=== Document passage ===
Introduction The I-CAN-CARE research programme explores care and assessment of dying patients in two under-researched areas: use of sedative medication at the end of life and prognostication. We present findings from an exploration of current practice relating to sedative use.
Aims To explore the understandings of palliative care physicians and nurses in London regarding use of sedatives, and simultaneously audit deceased patient records for documented sedative use.
Methods Focus groups with experienced palliative care physicians and nurses working in a London hospice or hospital/community-based palliative care were audio-recorded, transcribed, and analysed thematically. Deceased patient notes at both sites were audited independently, working backwards from December 2015 to obtain 25 patients at each site who had received continuous sedation at the end of life.
Results Focus group participants (ten consultants/SpRs; seventeen senior nurses) all said they used sedative medication for managing agitation or distress; aiming for patients to be “comfortable”, “calm”, or “relaxed”, and selecting drugs and dosages as appropriate for patients’ individual needs, aiming to start with the lowest doses possible. None used structured observational tools to assess the effects of sedatives; strongly preferring clinical observation and judgement. The audit found usually low dosages: 10 mg/day median continuous dose midazolam; range 0.35–69.5, with written comments often addressing patients’ perceived comfort.
Conclusions Focus group participants considered the role of sedative medication as primarily symptom management, emphasising individualised care, and using lowest dosages possible to achieve patient comfort, assessed using clinical judgement. Data from patient records corroborated these qualitative findings.
=== Given records ===
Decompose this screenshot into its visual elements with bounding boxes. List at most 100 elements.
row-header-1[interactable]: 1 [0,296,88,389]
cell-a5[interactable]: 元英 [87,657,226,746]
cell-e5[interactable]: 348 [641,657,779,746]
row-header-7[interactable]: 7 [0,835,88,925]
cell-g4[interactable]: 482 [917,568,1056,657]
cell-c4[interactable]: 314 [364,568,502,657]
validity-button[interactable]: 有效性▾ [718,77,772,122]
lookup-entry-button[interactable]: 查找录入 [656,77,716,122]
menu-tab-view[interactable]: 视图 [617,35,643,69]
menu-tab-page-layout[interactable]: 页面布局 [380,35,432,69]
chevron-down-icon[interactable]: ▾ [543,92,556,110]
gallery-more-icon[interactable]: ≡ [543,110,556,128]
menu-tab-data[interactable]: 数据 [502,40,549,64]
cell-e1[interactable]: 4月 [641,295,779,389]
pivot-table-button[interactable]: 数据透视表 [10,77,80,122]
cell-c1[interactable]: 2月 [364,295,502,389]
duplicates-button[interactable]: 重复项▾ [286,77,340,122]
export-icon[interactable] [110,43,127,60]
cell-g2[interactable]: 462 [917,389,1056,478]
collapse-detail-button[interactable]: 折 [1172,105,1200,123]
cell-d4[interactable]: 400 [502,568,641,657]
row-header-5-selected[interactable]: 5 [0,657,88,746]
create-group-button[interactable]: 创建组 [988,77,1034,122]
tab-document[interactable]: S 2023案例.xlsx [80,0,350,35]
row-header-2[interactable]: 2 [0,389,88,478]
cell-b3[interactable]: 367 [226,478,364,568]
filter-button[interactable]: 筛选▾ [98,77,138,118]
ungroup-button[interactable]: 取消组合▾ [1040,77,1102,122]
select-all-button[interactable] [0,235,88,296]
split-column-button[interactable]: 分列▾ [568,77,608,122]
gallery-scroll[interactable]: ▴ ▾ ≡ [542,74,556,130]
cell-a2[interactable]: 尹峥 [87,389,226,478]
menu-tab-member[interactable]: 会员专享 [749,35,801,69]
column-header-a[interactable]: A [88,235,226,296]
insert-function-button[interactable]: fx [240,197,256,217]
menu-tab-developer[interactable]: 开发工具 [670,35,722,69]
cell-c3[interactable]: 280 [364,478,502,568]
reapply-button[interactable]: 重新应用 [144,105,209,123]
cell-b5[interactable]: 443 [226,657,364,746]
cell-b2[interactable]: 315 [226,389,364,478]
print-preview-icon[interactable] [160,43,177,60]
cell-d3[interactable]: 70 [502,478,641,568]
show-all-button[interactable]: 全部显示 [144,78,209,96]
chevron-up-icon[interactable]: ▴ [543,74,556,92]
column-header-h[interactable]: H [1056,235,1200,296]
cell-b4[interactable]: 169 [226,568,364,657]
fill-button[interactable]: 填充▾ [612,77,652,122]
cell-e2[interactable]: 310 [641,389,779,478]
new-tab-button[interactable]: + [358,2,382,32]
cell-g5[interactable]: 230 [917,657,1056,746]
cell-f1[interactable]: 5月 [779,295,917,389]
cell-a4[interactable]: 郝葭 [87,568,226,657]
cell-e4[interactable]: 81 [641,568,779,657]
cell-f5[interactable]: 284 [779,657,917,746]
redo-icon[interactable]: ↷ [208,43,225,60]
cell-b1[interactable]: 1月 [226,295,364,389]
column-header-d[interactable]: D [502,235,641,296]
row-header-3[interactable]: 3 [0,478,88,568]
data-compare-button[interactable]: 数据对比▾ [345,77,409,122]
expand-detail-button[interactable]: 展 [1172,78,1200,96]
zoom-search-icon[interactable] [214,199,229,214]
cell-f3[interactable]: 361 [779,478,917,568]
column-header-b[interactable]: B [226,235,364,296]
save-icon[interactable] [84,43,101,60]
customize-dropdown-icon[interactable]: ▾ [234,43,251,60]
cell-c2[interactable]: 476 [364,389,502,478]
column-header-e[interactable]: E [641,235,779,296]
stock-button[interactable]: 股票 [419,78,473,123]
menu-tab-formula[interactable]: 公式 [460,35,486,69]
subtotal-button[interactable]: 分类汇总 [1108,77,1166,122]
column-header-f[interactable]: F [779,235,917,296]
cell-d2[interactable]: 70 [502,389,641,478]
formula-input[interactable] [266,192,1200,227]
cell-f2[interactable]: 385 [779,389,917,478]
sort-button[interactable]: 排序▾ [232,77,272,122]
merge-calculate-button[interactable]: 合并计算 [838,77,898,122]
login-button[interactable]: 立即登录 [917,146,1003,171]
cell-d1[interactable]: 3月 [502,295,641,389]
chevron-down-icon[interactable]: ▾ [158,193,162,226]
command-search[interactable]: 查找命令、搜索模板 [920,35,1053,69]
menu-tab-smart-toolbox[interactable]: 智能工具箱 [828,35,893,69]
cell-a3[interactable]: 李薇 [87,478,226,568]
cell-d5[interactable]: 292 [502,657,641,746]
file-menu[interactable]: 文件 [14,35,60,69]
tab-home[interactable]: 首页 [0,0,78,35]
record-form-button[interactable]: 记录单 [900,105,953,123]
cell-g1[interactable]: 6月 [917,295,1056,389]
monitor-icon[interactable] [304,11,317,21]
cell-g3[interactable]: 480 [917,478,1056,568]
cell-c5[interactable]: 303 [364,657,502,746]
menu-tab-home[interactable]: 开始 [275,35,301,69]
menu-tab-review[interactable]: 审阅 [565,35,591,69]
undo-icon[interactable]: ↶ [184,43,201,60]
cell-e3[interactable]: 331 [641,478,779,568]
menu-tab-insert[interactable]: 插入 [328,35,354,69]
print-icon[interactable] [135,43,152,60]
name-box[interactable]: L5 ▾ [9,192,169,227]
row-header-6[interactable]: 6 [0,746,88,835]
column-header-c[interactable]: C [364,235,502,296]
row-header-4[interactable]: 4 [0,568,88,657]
===
:: Task list ::
1 - Revise the abstract on sedative use, starting with "Introduction The I-CAN-CARE" and going on through "end of life.", so that "London" becomes "Greater London" throughout.
2 - According to the abstract on sedative use, what median continuous dose of midazolam did the audit of patient records find?
Rely only on the abstract on sedative use, not on the data.

:: Answers per task ::
1 -
Introduction The I-CAN-CARE research programme explores care and assessment of dying patients in two under-researched areas: use of sedative medication at the end of life and prognostication. We present findings from an exploration of current practice relating to sedative use.
Aims To explore the understandings of palliative care physicians and nurses in Greater London regarding use of sedatives, and simultaneously audit deceased patient records for documented sedative use.
Methods Focus groups with experienced palliative care physicians and nurses working in a Greater London hospice or hospital/community-based palliative care were audio-recorded, transcribed, and analysed thematically. Deceased patient notes at both sites were audited independently, working backwards from December 2015 to obtain 25 patients at each site who had received continuous sedation at the end of life.

2 - 10 mg/day.